■ Problem requirements
Below are the records. List every line holding the word "accent".

■ Records shown
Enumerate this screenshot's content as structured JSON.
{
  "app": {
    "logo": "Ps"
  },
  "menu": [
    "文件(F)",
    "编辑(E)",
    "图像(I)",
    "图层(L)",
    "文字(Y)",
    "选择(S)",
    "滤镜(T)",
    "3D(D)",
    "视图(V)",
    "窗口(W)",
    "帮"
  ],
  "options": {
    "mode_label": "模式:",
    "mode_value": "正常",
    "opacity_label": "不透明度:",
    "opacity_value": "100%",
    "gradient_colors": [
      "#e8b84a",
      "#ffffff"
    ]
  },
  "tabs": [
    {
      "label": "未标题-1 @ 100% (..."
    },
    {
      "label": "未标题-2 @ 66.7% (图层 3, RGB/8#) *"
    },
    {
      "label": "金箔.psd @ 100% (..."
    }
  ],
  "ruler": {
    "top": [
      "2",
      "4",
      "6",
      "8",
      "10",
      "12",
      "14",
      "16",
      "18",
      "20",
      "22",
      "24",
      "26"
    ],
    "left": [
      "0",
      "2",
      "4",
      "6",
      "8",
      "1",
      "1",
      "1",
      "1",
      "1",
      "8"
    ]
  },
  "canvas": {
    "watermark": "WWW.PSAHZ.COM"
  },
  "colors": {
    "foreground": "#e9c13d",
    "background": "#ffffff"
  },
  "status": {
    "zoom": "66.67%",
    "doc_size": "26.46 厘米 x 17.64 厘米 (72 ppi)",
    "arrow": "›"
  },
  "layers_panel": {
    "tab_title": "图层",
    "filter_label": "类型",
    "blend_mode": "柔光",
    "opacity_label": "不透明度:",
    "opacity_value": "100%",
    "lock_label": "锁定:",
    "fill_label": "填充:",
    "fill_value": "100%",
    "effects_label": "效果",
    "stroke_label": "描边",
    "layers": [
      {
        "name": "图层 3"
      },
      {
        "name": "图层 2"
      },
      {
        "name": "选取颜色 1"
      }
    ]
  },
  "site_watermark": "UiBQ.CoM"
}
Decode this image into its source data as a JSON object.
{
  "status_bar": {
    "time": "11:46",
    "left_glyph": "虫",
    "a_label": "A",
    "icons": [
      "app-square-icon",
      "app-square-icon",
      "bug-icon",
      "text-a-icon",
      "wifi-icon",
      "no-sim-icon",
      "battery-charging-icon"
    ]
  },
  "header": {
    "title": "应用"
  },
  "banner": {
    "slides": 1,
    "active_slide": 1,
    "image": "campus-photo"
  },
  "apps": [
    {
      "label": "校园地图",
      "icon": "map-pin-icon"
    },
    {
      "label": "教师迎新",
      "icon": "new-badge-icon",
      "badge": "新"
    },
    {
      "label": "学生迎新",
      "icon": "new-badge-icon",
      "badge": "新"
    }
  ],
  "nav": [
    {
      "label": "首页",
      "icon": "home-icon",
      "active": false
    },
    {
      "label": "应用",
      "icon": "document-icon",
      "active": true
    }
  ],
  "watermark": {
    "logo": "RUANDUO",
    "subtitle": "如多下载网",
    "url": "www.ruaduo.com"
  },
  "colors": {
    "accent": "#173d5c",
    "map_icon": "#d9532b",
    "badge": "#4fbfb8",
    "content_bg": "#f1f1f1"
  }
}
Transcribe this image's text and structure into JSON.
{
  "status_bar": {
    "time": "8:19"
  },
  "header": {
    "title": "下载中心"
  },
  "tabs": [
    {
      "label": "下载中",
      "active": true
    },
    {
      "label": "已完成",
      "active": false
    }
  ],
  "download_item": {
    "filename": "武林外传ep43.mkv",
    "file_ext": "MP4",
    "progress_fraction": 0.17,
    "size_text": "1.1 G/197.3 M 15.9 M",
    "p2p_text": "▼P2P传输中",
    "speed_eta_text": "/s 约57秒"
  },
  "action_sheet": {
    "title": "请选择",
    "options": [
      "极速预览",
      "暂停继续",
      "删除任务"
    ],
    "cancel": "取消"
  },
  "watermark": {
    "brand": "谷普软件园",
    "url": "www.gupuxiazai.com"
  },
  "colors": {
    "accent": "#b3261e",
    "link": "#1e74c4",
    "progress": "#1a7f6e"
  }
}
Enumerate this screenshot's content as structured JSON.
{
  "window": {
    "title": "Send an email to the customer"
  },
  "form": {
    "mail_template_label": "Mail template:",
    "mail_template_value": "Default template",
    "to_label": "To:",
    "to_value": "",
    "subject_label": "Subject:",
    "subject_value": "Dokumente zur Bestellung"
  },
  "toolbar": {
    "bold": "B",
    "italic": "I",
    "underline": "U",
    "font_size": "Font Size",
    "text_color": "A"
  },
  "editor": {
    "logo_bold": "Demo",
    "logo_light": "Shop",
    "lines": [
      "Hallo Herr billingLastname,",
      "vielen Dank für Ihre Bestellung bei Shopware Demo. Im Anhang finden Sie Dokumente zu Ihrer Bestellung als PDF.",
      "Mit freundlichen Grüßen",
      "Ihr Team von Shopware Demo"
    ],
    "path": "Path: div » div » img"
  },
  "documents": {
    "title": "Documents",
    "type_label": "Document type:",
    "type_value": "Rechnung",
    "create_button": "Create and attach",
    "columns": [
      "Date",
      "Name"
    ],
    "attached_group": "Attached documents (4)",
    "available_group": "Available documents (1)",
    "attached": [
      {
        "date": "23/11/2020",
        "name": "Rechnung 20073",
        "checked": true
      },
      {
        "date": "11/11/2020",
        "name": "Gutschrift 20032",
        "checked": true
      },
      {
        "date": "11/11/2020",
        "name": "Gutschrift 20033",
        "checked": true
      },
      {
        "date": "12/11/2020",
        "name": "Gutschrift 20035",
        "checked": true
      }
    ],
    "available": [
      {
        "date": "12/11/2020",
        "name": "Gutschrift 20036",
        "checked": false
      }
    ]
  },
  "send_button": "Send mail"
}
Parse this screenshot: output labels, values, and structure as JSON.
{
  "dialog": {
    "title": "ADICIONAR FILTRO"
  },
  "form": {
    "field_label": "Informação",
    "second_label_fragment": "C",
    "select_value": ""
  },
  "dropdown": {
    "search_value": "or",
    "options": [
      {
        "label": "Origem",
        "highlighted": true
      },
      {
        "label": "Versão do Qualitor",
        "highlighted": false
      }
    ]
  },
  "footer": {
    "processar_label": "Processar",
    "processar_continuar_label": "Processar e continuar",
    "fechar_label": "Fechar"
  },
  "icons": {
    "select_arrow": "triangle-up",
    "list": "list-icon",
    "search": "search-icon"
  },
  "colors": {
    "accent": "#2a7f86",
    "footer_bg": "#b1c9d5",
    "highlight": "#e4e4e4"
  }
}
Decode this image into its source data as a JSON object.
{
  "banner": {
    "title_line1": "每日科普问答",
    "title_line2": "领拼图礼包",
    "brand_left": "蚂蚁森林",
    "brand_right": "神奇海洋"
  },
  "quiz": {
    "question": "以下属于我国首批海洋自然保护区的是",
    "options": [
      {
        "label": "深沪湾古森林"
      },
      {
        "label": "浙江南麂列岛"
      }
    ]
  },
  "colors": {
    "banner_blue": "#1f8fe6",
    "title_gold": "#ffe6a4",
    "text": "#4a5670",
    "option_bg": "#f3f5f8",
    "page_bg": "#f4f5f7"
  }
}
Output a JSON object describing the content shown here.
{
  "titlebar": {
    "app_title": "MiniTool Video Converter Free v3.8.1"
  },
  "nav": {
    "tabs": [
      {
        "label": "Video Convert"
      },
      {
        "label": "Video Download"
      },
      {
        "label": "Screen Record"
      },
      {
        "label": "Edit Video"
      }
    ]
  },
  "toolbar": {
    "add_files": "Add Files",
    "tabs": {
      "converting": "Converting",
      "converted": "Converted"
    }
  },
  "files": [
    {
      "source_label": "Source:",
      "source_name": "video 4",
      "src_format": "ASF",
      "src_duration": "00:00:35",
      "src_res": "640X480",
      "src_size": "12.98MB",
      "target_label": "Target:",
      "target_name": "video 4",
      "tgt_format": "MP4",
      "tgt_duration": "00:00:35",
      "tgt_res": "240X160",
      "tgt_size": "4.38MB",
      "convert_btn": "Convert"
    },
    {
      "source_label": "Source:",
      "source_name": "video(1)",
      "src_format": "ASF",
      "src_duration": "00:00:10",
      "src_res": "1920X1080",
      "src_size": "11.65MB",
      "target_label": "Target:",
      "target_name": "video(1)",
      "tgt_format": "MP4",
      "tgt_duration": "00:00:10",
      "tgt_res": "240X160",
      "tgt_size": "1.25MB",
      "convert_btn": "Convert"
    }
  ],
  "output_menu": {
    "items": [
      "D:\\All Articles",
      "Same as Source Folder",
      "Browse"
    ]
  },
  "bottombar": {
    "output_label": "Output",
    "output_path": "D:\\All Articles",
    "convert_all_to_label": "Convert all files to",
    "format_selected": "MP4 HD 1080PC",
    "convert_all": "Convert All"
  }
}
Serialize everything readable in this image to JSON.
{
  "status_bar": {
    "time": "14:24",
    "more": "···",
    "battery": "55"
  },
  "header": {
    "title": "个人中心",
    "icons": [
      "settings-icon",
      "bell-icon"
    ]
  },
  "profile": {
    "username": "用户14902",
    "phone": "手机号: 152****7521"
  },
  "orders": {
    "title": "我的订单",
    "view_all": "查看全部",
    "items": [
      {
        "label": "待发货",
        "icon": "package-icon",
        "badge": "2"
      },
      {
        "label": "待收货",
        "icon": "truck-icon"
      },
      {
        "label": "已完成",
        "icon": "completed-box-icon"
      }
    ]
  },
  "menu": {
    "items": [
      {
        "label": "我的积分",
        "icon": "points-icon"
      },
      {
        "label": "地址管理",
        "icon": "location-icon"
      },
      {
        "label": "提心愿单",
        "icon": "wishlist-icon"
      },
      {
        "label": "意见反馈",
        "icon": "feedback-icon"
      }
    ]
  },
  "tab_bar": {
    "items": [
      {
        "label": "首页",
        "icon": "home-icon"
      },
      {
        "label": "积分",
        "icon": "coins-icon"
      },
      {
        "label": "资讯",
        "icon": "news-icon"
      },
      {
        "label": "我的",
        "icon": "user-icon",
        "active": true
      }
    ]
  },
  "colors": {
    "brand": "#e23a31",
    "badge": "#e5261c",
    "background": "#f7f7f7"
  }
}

■ Reply
    "accent": "#173d5c",
    "accent": "#b3261e",
    "accent": "#2a7f86",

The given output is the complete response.